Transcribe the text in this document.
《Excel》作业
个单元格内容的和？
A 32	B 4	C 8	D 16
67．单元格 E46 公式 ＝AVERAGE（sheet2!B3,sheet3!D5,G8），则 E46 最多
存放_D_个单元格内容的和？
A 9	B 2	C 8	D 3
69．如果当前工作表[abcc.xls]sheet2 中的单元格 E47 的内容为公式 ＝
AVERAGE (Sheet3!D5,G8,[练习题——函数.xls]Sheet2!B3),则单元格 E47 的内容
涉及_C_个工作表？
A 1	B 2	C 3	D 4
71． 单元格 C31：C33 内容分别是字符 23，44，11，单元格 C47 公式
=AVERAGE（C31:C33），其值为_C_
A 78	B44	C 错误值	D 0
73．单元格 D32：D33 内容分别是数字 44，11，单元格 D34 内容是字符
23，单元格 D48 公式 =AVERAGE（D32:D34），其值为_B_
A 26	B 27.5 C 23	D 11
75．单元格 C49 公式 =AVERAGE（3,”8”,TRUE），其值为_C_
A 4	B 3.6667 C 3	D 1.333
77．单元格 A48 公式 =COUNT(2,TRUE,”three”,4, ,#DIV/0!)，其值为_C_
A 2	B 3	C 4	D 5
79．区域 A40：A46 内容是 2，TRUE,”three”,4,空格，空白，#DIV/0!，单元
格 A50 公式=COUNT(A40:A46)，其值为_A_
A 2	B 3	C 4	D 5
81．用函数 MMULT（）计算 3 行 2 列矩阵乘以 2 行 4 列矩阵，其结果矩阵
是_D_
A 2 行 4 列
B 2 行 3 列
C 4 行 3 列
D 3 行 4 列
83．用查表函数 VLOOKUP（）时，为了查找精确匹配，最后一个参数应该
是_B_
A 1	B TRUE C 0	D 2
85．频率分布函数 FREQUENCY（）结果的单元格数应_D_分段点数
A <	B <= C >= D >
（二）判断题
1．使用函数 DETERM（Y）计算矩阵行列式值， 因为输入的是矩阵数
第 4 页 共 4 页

========================================

The listing above must be transcribed exactly, line by line.

Transcribe the text in this document.
《Excel》作业
个单元格内容的和？
A 32	B 4	C 8	D 16
67．单元格 E46 公式 ＝AVERAGE（sheet2!B3,sheet3!D5,G8），则 E46 最多
存放_D_个单元格内容的和？
A 9	B 2	C 8	D 3
69．如果当前工作表[abcc.xls]sheet2 中的单元格 E47 的内容为公式 ＝
AVERAGE (Sheet3!D5,G8,[练习题——函数.xls]Sheet2!B3),则单元格 E47 的内容
涉及_C_个工作表？
A 1	B 2	C 3	D 4
71． 单元格 C31：C33 内容分别是字符 23，44，11，单元格 C47 公式
=AVERAGE（C31:C33），其值为_C_
A 78	B44	C 错误值	D 0
73．单元格 D32：D33 内容分别是数字 44，11，单元格 D34 内容是字符
23，单元格 D48 公式 =AVERAGE（D32:D34），其值为_B_
A 26	B 27.5 C 23	D 11
75．单元格 C49 公式 =AVERAGE（3,”8”,TRUE），其值为_C_
A 4	B 3.6667 C 3	D 1.333
77．单元格 A48 公式 =COUNT(2,TRUE,”three”,4, ,#DIV/0!)，其值为_C_
A 2	B 3	C 4	D 5
79．区域 A40：A46 内容是 2，TRUE,”three”,4,空格，空白，#DIV/0!，单元
格 A50 公式=COUNT(A40:A46)，其值为_A_
A 2	B 3	C 4	D 5
81．用函数 MMULT（）计算 3 行 2 列矩阵乘以 2 行 4 列矩阵，其结果矩阵
是_D_
A 2 行 4 列
B 2 行 3 列
C 4 行 3 列
D 3 行 4 列
83．用查表函数 VLOOKUP（）时，为了查找精确匹配，最后一个参数应该
是_B_
A 1	B TRUE C 0	D 2
85．频率分布函数 FREQUENCY（）结果的单元格数应_D_分段点数
A <	B <= C >= D >
（二）判断题
1．使用函数 DETERM（Y）计算矩阵行列式值， 因为输入的是矩阵数
第 4 页 共 4 页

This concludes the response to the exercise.